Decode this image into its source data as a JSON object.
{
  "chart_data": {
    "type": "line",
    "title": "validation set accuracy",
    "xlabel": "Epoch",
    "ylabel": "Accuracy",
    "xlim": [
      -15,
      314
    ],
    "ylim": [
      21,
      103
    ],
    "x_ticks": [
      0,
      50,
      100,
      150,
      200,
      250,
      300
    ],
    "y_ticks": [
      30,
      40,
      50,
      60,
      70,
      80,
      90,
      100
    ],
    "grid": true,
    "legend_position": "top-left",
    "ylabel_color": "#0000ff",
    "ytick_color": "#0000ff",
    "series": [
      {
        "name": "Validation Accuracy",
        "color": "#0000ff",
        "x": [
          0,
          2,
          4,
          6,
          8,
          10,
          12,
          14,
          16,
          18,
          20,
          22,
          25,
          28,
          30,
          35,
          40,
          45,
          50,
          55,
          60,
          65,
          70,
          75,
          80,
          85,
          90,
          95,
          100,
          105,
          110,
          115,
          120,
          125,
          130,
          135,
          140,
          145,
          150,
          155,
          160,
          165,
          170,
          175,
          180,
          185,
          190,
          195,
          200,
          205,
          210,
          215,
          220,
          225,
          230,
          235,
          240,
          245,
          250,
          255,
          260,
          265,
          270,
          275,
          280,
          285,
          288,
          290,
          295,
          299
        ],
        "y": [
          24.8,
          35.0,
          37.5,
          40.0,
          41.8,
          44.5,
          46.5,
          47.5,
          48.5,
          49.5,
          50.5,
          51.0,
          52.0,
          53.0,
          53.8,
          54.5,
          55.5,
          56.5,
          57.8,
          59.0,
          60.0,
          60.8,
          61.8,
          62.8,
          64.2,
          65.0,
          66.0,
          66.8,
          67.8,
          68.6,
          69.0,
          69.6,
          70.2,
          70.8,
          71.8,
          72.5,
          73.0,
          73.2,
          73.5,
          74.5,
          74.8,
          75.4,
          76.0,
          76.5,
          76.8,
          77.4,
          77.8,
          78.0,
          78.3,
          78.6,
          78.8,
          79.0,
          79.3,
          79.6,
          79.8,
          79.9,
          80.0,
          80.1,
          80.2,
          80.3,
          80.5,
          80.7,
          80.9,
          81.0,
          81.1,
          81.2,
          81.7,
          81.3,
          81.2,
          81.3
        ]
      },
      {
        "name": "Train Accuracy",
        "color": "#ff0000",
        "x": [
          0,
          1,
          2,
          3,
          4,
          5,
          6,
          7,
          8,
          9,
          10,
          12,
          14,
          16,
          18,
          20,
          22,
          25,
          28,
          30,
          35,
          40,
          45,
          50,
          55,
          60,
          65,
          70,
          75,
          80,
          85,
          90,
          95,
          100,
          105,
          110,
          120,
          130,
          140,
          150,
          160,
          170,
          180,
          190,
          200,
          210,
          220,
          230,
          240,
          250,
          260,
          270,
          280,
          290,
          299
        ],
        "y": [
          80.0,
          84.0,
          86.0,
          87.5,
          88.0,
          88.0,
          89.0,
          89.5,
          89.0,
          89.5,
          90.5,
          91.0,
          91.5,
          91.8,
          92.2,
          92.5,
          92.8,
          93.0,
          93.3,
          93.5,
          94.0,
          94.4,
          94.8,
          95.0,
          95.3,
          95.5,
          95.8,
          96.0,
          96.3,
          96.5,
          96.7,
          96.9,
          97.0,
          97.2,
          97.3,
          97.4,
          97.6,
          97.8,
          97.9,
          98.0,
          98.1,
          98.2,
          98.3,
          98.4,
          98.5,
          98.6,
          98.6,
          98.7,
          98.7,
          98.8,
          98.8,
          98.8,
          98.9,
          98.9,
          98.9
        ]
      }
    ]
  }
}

■ ■ ■ ■

▶ **Exercise aim**
Pick out lines containing the word "name", each one as written.

▶ **The solution**
        "name": "Validation Accuracy",
        "name": "Train Accuracy",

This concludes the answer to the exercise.